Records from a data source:
+ + + +

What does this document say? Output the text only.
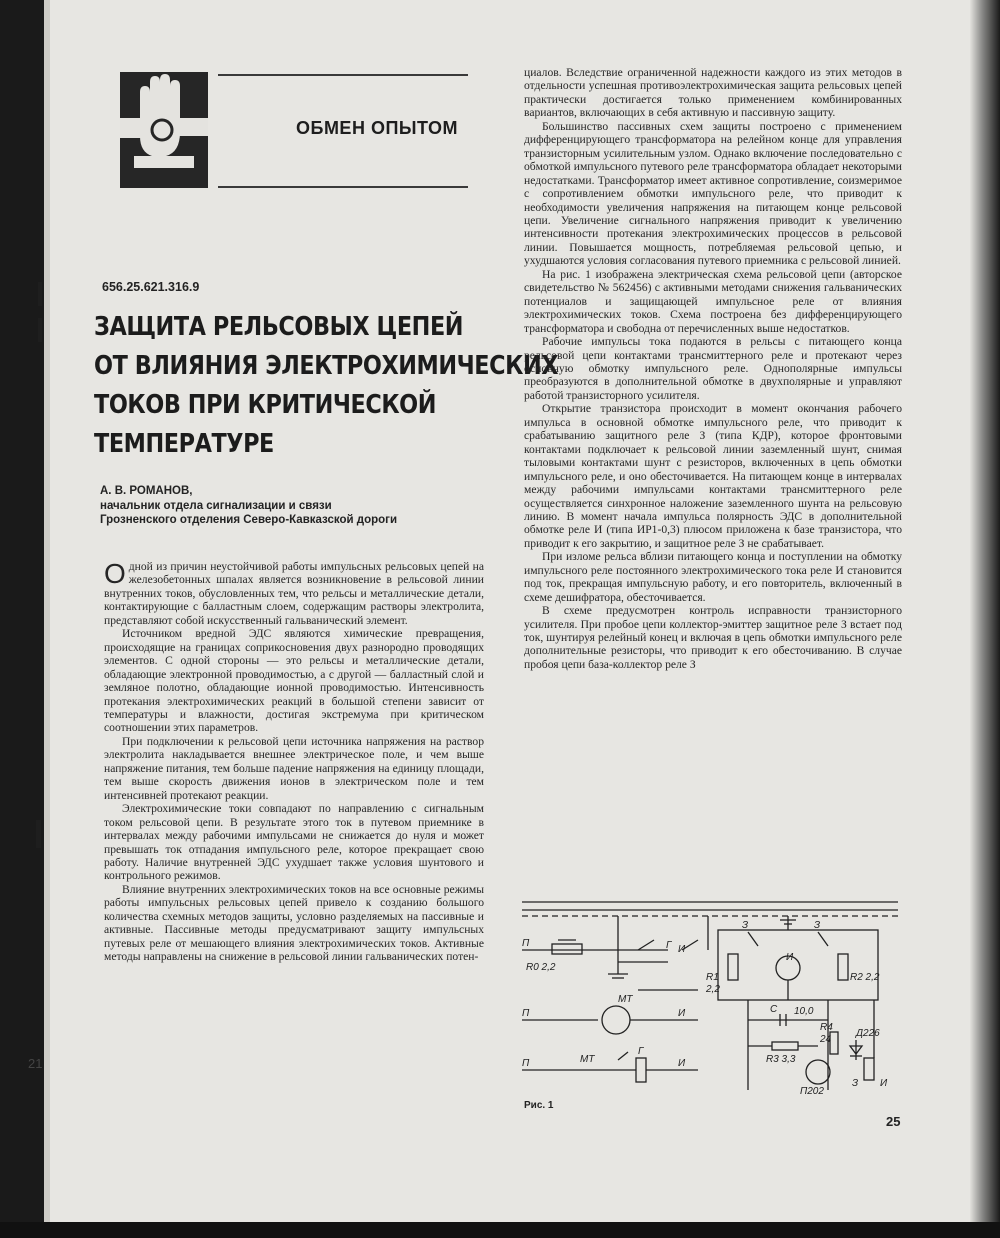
21
ОБМЕН ОПЫТОМ
656.25.621.316.9
ЗАЩИТА РЕЛЬСОВЫХ ЦЕПЕЙ
ОТ ВЛИЯНИЯ ЭЛЕКТРОХИМИЧЕСКИХ
ТОКОВ ПРИ КРИТИЧЕСКОЙ
ТЕМПЕРАТУРЕ
А. В. РОМАНОВ,
начальник отдела сигнализации и связи
Грозненского отделения Северо-Кавказской дороги

Одной из причин неустойчивой работы импульсных рельсовых цепей на железобетонных шпалах является возникновение в рельсовой линии внутренних токов, обусловленных тем, что рельсы и металлические детали, контактирующие с балластным слоем, содержащим растворы электролита, представляют собой искусственный гальванический элемент.

Источником вредной ЭДС являются химические превращения, происходящие на границах соприкосновения двух разнородно проводящих элементов. С одной стороны — это рельсы и металлические детали, обладающие электронной проводимостью, а с другой — балластный слой и земляное полотно, обладающие ионной проводимостью. Интенсивность протекания электрохимических реакций в большой степени зависит от температуры и влажности, достигая экстремума при критическом соотношении этих параметров.

При подключении к рельсовой цепи источника напряжения на раствор электролита накладывается внешнее электрическое поле, и чем выше напряжение питания, тем больше падение напряжения на единицу площади, тем выше скорость движения ионов в электрическом поле и тем интенсивней протекают реакции.

Электрохимические токи совпадают по направлению с сигнальным током рельсовой цепи. В результате этого ток в путевом приемнике в интервалах между рабочими импульсами не снижается до нуля и может превышать ток отпадания импульсного реле, которое прекращает свою работу. Наличие внутренней ЭДС ухудшает также условия шунтового и контрольного режимов.

Влияние внутренних электрохимических токов на все основные режимы работы импульсных рельсовых цепей привело к созданию большого количества схемных методов защиты, условно разделяемых на пассивные и активные. Пассивные методы предусматривают защиту импульсных путевых реле от мешающего влияния электрохимических токов. Активные методы направлены на снижение в рельсовой линии гальванических потен-

циалов. Вследствие ограниченной надежности каждого из этих методов в отдельности успешная противоэлектрохимическая защита рельсовых цепей практически достигается только применением комбинированных вариантов, включающих в себя активную и пассивную защиту.

Большинство пассивных схем защиты построено с применением дифференцирующего трансформатора на релейном конце для управления транзисторным усилительным узлом. Однако включение последовательно с обмоткой импульсного путевого реле трансформатора обладает некоторыми недостатками. Трансформатор имеет активное сопротивление, соизмеримое с сопротивлением обмотки импульсного реле, что приводит к необходимости увеличения напряжения на питающем конце рельсовой цепи. Увеличение сигнального напряжения приводит к увеличению интенсивности протекания электрохимических процессов в рельсовой линии. Повышается мощность, потребляемая рельсовой цепью, и ухудшаются условия согласования путевого приемника с рельсовой линией.

На рис. 1 изображена электрическая схема рельсовой цепи (авторское свидетельство № 562456) с активными методами снижения гальванических потенциалов и защищающей импульсное реле от влияния электрохимических токов. Схема построена без дифференцирующего трансформатора и свободна от перечисленных выше недостатков.

Рабочие импульсы тока подаются в рельсы с питающего конца рельсовой цепи контактами трансмиттерного реле и протекают через основную обмотку импульсного реле. Однополярные импульсы преобразуются в дополнительной обмотке в двухполярные и управляют работой транзисторного усилителя.

Открытие транзистора происходит в момент окончания рабочего импульса в основной обмотке импульсного реле, что приводит к срабатыванию защитного реле З (типа КДР), которое фронтовыми контактами подключает к рельсовой линии заземленный шунт, снимая тыловыми контактами шунт с резисторов, включенных в цепь обмотки импульсного реле, и оно обесточивается. На питающем конце в интервалах между рабочими импульсами контактами трансмиттерного реле осуществляется синхронное наложение заземленного шунта на рельсовую линию. В момент начала импульса полярность ЭДС в дополнительной обмотке реле И (типа ИР1-0,3) плюсом приложена к базе транзистора, что приводит к его закрытию, и защитное реле З не срабатывает.

При изломе рельса вблизи питающего конца и поступлении на обмотку импульсного реле постоянного электрохимического тока реле И становится под ток, прекращая импульсную работу, и его повторитель, включенный в схеме дешифратора, обесточивается.

В схеме предусмотрен контроль исправности транзисторного усилителя. При пробое цепи коллектор-эмиттер защитное реле З встает под ток, шунтируя релейный конец и включая в цепь обмотки импульсного реле дополнительные резисторы, что приводит к его обесточиванию. В случае пробоя цепи база-коллектор реле З

П
R0 2,2
Г И
П
МТ
И
П	МТ
Г
И
З	З
R1
2,2
R2 2,2
И
C 10,0
R3 3,3
R4
24
Д226
П202
З И
Рис. 1
25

+ + + +

*Exercise requirements*
Above are the records; copy every line in them that holds the word "работы".

*Correct output*
Одной из причин неустойчивой работы импульсных рельсовых цепей на железобетонных шпалах является возникновение в рельсовой линии внутренних токов, обусловленных тем, что рельсы и металлические детали, контактирующие с балластным слоем, содержащим растворы электролита, представляют собой искусственный гальванический элемент.
Влияние внутренних электрохимических токов на все основные режимы работы импульсных рельсовых цепей привело к созданию большого количества схемных методов защиты, условно разделяемых на пассивные и активные. Пассивные методы предусматривают защиту импульсных путевых реле от мешающего влияния электрохимических токов. Активные методы направлены на снижение в рельсовой линии гальванических потен-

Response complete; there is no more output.